Copy out the lines that have "recess" in them.

— start of Provided data —

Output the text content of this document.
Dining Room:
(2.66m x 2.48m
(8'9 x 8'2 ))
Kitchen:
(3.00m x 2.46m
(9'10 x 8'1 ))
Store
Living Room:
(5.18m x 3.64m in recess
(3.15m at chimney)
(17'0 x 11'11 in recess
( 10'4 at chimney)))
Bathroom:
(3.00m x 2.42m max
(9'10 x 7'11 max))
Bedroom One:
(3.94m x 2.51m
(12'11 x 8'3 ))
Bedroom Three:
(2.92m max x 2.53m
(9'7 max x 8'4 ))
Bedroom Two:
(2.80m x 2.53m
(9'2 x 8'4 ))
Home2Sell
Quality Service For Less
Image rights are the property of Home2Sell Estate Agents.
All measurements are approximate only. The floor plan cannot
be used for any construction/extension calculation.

— end of Provided data —

» Completed task
(5.18m x 3.64m in recess
(17'0 x 11'11 in recess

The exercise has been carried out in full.